__Objective__:
Copy out, exactly as written, only the line containing "Read this page and output its text content." and the lines after it through the end of the records.

__Stored records__:
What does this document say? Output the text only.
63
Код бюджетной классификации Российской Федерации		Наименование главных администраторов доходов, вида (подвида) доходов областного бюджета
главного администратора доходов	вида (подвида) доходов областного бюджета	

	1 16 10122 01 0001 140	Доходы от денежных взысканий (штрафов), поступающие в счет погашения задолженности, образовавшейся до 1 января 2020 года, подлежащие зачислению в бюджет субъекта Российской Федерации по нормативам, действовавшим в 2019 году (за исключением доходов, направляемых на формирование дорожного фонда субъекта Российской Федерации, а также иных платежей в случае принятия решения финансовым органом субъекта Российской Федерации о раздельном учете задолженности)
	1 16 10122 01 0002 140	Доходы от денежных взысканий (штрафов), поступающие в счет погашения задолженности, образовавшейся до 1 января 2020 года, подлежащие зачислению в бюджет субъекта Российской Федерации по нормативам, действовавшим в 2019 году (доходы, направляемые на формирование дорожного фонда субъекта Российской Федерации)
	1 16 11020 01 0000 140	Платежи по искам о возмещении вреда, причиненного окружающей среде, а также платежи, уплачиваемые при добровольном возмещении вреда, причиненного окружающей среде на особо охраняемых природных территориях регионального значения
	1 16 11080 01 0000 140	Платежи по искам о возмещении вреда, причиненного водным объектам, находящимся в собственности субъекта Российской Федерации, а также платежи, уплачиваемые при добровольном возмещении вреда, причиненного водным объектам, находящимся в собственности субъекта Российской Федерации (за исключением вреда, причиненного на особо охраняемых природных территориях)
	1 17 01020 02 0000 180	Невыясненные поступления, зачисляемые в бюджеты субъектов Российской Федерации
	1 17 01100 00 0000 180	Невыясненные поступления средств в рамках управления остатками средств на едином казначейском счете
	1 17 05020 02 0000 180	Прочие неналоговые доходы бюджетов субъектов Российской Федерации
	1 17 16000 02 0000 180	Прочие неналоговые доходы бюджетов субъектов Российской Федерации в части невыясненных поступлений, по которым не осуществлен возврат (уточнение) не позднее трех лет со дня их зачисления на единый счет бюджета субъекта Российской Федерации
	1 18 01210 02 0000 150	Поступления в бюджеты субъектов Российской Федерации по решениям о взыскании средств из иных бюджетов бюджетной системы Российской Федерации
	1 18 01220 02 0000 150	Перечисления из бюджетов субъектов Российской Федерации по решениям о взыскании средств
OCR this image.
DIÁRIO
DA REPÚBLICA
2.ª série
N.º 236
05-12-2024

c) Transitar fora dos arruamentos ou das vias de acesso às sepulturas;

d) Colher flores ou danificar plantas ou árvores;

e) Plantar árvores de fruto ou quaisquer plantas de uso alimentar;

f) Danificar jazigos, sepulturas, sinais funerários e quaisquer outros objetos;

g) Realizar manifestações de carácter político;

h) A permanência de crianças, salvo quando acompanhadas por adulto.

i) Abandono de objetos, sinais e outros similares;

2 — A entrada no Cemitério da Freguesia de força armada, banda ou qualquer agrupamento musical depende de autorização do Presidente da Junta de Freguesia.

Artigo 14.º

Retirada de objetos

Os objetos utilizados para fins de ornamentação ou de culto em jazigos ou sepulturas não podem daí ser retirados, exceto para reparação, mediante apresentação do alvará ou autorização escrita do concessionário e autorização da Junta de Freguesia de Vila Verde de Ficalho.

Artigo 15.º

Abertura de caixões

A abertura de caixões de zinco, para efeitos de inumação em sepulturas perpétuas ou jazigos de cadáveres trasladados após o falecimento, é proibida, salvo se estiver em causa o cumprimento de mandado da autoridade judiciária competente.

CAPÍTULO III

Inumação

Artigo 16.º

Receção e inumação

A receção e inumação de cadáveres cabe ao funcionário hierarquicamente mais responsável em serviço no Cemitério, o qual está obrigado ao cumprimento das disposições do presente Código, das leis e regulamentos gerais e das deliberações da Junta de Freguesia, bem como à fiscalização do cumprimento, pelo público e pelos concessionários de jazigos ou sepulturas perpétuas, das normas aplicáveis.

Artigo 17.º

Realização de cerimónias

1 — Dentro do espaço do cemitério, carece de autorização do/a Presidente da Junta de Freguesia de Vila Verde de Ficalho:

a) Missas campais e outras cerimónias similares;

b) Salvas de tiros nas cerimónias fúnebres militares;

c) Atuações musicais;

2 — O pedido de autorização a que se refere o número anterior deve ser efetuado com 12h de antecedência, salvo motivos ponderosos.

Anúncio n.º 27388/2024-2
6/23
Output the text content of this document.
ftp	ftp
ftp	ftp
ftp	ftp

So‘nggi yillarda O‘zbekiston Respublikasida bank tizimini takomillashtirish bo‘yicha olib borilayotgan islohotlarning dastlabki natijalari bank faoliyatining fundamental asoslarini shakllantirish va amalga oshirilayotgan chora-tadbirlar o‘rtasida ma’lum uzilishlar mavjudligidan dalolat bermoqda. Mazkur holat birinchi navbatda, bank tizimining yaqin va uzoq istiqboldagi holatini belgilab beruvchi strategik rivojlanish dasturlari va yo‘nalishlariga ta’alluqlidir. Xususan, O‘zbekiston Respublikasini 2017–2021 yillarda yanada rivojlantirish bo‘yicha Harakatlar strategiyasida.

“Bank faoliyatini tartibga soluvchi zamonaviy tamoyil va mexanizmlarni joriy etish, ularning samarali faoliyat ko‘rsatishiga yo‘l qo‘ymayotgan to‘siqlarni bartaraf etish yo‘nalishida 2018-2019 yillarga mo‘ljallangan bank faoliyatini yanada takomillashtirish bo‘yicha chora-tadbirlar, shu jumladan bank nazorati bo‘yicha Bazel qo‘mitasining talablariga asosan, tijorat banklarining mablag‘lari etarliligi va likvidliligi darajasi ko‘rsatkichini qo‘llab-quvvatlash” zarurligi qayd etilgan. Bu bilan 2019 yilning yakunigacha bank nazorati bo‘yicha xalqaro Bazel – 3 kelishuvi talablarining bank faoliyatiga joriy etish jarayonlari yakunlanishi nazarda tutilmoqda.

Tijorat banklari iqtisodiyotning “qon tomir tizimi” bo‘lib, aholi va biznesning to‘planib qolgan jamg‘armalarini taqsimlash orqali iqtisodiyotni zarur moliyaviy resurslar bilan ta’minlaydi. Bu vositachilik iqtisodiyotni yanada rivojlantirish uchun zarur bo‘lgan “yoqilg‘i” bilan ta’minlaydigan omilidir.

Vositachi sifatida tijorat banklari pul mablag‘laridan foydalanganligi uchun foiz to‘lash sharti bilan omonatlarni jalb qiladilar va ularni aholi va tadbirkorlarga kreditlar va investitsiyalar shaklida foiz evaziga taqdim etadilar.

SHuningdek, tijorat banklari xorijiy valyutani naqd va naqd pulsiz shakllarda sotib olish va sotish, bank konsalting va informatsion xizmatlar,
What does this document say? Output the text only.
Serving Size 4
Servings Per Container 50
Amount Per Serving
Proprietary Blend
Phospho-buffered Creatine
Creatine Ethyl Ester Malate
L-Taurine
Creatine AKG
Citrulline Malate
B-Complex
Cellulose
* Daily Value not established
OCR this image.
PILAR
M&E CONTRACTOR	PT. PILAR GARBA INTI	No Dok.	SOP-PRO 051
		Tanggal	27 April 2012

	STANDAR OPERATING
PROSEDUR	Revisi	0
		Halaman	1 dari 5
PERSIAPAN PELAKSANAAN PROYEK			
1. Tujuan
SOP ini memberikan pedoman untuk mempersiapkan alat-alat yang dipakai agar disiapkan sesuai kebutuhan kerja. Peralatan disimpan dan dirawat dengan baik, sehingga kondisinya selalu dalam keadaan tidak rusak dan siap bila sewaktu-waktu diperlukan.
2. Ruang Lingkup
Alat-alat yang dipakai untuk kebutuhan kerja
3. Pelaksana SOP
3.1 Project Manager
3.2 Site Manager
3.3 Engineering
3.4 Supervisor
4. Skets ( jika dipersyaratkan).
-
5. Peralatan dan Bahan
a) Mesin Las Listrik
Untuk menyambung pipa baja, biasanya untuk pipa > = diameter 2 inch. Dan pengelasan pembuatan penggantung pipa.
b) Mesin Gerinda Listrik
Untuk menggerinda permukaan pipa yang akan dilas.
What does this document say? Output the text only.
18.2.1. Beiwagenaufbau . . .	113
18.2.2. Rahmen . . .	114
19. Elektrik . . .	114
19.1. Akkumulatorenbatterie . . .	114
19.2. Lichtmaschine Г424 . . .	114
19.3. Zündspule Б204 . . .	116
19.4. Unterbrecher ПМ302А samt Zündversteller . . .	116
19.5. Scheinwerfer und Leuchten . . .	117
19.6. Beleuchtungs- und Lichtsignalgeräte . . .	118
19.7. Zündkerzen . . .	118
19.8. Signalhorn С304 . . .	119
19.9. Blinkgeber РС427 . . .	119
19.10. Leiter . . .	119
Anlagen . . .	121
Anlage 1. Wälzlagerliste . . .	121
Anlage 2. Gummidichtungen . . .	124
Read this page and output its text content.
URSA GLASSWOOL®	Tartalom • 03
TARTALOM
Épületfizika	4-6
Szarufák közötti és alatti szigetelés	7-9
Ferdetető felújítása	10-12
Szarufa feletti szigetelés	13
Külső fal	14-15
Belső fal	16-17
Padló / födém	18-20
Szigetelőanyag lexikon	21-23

__Full response__:
Read this page and output its text content.
URSA GLASSWOOL®	Tartalom • 03
TARTALOM
Épületfizika	4-6
Szarufák közötti és alatti szigetelés	7-9
Ferdetető felújítása	10-12
Szarufa feletti szigetelés	13
Külső fal	14-15
Belső fal	16-17
Padló / födém	18-20
Szigetelőanyag lexikon	21-23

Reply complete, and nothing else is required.